● **What to do**
Set down each record exactly as written.

● **The records**
::::
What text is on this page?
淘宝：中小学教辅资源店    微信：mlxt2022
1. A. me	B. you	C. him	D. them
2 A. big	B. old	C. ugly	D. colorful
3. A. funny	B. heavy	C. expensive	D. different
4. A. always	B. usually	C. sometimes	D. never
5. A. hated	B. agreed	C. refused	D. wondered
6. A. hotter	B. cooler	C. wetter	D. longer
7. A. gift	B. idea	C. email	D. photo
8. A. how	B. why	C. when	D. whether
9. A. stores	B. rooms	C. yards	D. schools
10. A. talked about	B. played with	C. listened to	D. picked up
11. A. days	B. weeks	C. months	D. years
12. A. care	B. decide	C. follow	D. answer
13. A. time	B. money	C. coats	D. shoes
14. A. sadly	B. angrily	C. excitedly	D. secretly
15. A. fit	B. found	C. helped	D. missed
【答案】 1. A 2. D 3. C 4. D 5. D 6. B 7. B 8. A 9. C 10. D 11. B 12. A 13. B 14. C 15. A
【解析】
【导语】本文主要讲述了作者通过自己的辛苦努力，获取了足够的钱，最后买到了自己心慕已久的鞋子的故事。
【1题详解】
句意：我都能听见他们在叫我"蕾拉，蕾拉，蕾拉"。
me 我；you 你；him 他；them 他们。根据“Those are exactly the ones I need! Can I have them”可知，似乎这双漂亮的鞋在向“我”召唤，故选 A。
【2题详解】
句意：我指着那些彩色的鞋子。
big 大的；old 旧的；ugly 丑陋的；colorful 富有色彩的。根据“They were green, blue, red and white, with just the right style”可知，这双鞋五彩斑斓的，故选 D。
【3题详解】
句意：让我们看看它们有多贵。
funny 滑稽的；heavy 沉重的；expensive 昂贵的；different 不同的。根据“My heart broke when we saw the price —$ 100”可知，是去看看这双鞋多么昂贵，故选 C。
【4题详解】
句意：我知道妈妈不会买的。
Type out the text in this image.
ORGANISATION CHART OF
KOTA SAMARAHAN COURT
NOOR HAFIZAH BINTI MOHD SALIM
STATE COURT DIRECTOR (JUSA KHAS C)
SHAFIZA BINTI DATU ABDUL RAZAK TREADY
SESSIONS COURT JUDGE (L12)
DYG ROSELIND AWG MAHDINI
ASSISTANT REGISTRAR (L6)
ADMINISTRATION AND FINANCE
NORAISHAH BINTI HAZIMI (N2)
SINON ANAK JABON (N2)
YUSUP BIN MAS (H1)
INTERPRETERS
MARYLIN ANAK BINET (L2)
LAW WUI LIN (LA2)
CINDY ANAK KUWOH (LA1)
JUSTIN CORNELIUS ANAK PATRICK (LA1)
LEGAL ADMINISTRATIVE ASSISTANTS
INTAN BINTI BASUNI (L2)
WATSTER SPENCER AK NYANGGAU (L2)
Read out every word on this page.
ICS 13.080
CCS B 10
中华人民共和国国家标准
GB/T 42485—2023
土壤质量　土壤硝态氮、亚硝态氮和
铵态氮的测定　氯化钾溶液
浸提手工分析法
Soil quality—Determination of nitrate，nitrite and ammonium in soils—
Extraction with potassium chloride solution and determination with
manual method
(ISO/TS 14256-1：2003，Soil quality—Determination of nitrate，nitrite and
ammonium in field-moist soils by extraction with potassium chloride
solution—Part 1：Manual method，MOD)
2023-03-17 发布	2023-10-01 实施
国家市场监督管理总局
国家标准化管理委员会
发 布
::::
● **The response**
What text is on this page?
淘宝：中小学教辅资源店    微信：mlxt2022
1. A. me	B. you	C. him	D. them
2 A. big	B. old	C. ugly	D. colorful
3. A. funny	B. heavy	C. expensive	D. different
4. A. always	B. usually	C. sometimes	D. never
5. A. hated	B. agreed	C. refused	D. wondered
6. A. hotter	B. cooler	C. wetter	D. longer
7. A. gift	B. idea	C. email	D. photo
8. A. how	B. why	C. when	D. whether
9. A. stores	B. rooms	C. yards	D. schools
10. A. talked about	B. played with	C. listened to	D. picked up
11. A. days	B. weeks	C. months	D. years
12. A. care	B. decide	C. follow	D. answer
13. A. time	B. money	C. coats	D. shoes
14. A. sadly	B. angrily	C. excitedly	D. secretly
15. A. fit	B. found	C. helped	D. missed
【答案】 1. A 2. D 3. C 4. D 5. D 6. B 7. B 8. A 9. C 10. D 11. B 12. A 13. B 14. C 15. A
【解析】
【导语】本文主要讲述了作者通过自己的辛苦努力，获取了足够的钱，最后买到了自己心慕已久的鞋子的故事。
【1题详解】
句意：我都能听见他们在叫我"蕾拉，蕾拉，蕾拉"。
me 我；you 你；him 他；them 他们。根据“Those are exactly the ones I need! Can I have them”可知，似乎这双漂亮的鞋在向“我”召唤，故选 A。
【2题详解】
句意：我指着那些彩色的鞋子。
big 大的；old 旧的；ugly 丑陋的；colorful 富有色彩的。根据“They were green, blue, red and white, with just the right style”可知，这双鞋五彩斑斓的，故选 D。
【3题详解】
句意：让我们看看它们有多贵。
funny 滑稽的；heavy 沉重的；expensive 昂贵的；different 不同的。根据“My heart broke when we saw the price —$ 100”可知，是去看看这双鞋多么昂贵，故选 C。
【4题详解】
句意：我知道妈妈不会买的。
Type out the text in this image.
ORGANISATION CHART OF
KOTA SAMARAHAN COURT
NOOR HAFIZAH BINTI MOHD SALIM
STATE COURT DIRECTOR (JUSA KHAS C)
SHAFIZA BINTI DATU ABDUL RAZAK TREADY
SESSIONS COURT JUDGE (L12)
DYG ROSELIND AWG MAHDINI
ASSISTANT REGISTRAR (L6)
ADMINISTRATION AND FINANCE
NORAISHAH BINTI HAZIMI (N2)
SINON ANAK JABON (N2)
YUSUP BIN MAS (H1)
INTERPRETERS
MARYLIN ANAK BINET (L2)
LAW WUI LIN (LA2)
CINDY ANAK KUWOH (LA1)
JUSTIN CORNELIUS ANAK PATRICK (LA1)
LEGAL ADMINISTRATIVE ASSISTANTS
INTAN BINTI BASUNI (L2)
WATSTER SPENCER AK NYANGGAU (L2)
Read out every word on this page.
ICS 13.080
CCS B 10
中华人民共和国国家标准
GB/T 42485—2023
土壤质量　土壤硝态氮、亚硝态氮和
铵态氮的测定　氯化钾溶液
浸提手工分析法
Soil quality—Determination of nitrate，nitrite and ammonium in soils—
Extraction with potassium chloride solution and determination with
manual method
(ISO/TS 14256-1：2003，Soil quality—Determination of nitrate，nitrite and
ammonium in field-moist soils by extraction with potassium chloride
solution—Part 1：Manual method，MOD)
2023-03-17 发布	2023-10-01 实施
国家市场监督管理总局
国家标准化管理委员会
发 布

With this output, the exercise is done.